*Brief*: Go through the records and show each line where the word "title" occurs.

*Data shown*:
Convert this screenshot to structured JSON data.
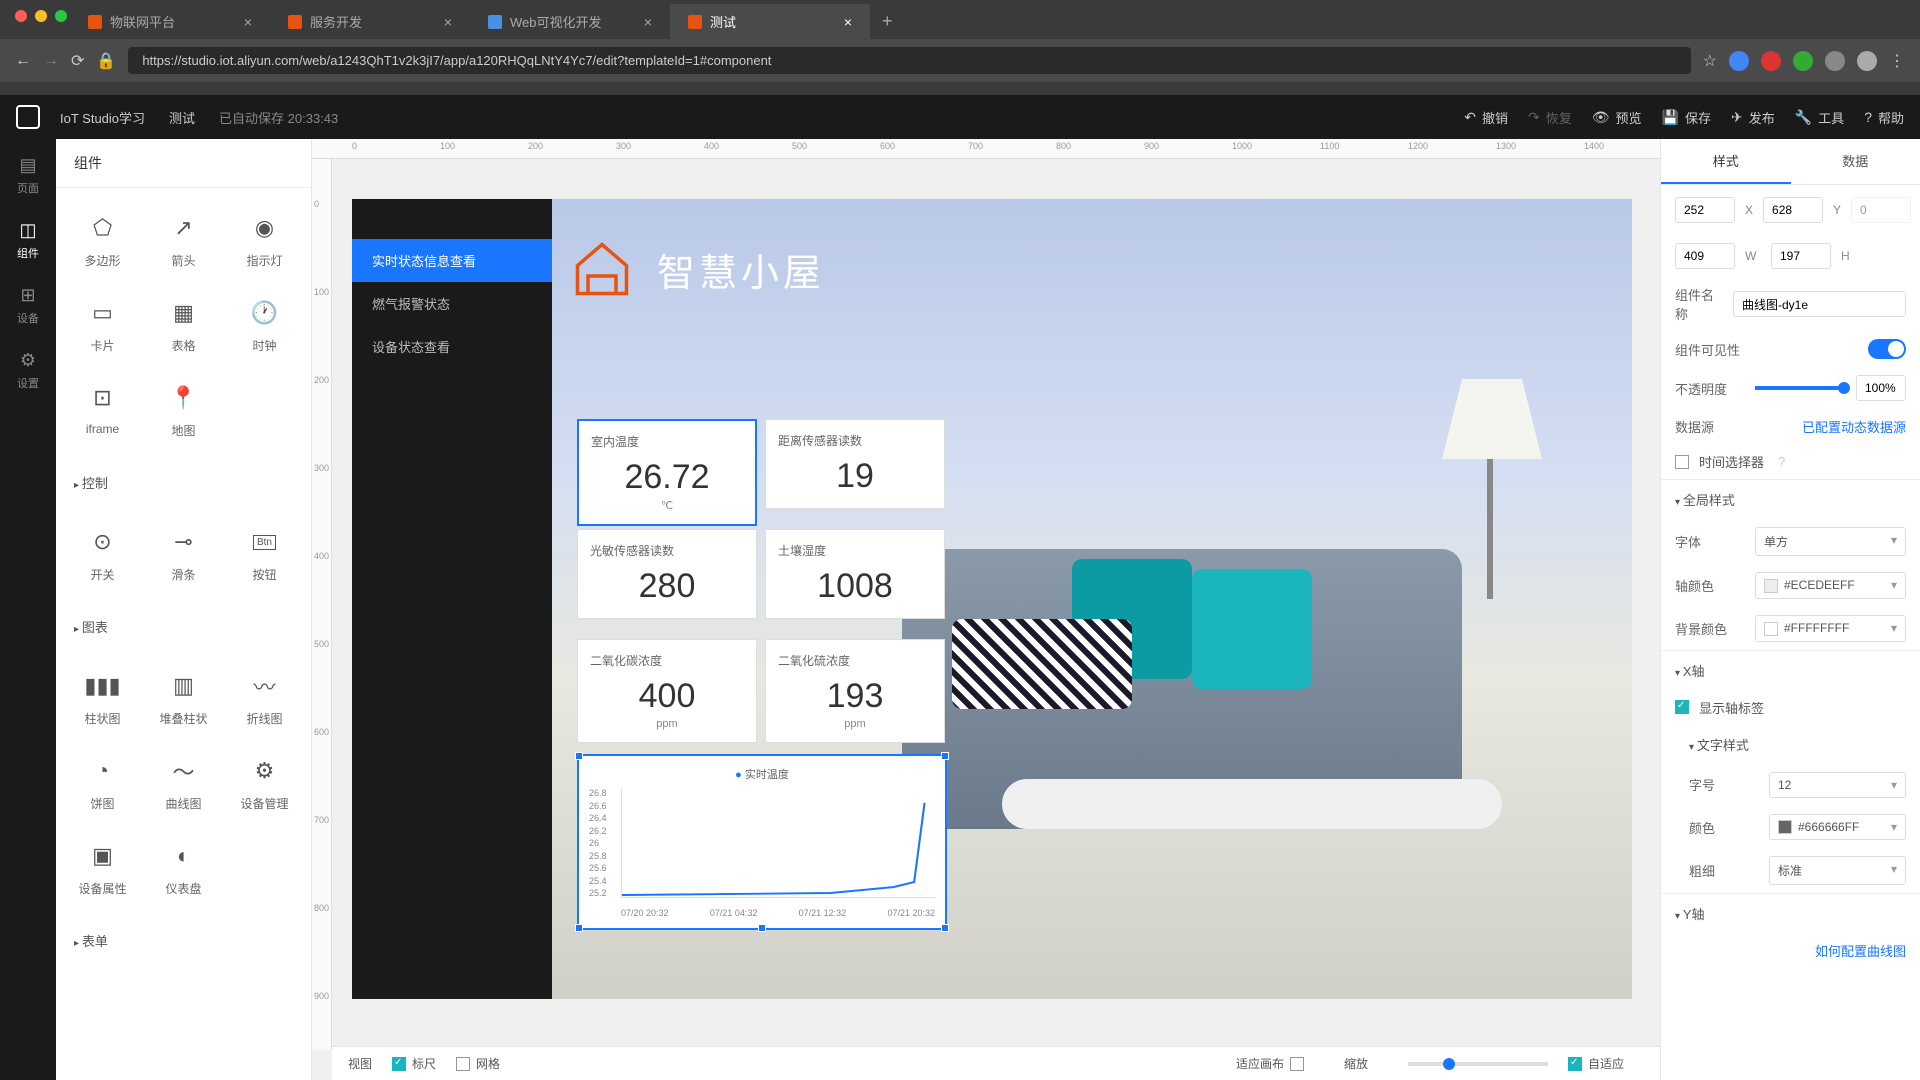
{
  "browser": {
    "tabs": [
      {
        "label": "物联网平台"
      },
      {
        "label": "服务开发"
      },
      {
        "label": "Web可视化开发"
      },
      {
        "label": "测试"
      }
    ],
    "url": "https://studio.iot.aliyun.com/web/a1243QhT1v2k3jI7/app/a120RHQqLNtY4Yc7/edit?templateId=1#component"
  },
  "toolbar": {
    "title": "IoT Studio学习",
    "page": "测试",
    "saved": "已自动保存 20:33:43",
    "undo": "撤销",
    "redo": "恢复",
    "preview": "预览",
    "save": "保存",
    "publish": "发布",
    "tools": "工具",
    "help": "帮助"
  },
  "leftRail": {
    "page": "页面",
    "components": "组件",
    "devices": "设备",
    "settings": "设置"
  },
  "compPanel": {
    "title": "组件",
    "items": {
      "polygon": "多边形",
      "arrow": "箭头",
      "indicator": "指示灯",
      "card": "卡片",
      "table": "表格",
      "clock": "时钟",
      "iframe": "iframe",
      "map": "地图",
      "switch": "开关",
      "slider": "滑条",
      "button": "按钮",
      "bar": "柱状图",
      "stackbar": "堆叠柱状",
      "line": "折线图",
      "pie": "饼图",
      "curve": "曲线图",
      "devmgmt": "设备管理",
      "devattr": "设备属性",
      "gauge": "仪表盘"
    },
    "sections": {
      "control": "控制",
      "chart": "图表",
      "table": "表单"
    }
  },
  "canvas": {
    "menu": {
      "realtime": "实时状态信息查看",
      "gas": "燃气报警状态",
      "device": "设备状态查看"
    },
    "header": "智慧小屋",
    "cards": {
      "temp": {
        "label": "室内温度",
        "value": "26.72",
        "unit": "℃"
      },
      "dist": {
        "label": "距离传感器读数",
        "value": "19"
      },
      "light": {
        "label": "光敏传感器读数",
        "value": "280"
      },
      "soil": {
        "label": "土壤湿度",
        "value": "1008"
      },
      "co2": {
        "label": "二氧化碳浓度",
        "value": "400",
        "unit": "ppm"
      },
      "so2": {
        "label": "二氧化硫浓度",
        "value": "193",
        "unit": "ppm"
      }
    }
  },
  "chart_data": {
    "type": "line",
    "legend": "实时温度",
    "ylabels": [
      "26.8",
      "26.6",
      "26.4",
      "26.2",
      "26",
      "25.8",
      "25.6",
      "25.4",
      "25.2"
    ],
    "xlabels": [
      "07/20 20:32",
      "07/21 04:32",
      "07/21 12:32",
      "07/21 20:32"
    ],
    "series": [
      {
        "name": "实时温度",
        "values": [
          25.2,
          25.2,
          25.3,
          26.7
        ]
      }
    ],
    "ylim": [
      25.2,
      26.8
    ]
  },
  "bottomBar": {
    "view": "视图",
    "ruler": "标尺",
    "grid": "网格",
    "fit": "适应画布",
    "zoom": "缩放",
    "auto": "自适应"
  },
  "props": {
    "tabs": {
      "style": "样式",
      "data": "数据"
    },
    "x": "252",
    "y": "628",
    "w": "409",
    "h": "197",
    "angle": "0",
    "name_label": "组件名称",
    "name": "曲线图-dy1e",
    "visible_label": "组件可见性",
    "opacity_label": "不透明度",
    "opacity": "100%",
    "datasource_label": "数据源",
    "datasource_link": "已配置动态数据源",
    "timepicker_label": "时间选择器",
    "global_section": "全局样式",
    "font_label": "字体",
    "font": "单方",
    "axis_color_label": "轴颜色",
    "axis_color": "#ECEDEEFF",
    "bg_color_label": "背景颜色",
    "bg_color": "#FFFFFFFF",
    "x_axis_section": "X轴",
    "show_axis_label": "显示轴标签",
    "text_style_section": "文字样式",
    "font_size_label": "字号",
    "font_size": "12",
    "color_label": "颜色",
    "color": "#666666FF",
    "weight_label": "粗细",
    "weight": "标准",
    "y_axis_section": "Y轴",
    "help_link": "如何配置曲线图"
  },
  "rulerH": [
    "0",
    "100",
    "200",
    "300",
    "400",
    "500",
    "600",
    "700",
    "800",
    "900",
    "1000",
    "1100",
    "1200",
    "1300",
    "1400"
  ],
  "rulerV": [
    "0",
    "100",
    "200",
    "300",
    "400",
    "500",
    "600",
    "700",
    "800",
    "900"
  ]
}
==
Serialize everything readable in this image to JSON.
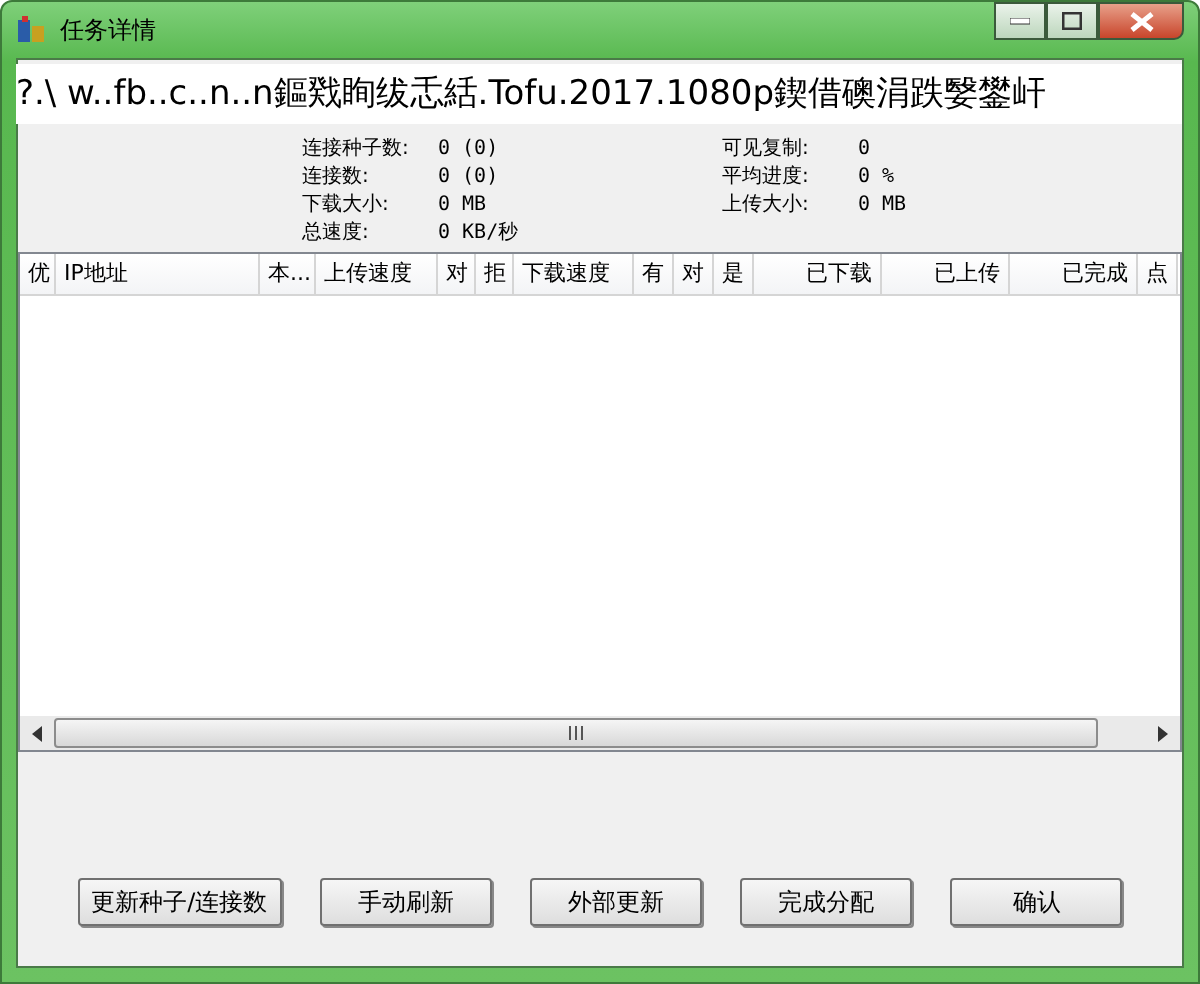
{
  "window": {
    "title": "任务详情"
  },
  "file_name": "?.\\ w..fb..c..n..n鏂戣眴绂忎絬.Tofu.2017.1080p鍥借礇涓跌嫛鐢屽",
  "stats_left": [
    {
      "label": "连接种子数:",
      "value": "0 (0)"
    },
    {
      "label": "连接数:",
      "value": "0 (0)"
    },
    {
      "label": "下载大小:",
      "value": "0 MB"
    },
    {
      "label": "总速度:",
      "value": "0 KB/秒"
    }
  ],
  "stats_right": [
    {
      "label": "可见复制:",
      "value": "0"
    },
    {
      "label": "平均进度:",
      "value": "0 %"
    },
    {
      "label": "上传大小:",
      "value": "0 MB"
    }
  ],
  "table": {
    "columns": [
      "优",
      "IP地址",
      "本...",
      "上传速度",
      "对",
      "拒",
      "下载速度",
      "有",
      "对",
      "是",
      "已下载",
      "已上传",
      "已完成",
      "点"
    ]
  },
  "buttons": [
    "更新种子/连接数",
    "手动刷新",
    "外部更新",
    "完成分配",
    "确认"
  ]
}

*The completed task*:
    "title": "IoT Studio学习",
    "title": "组件",
    "title": "任务详情"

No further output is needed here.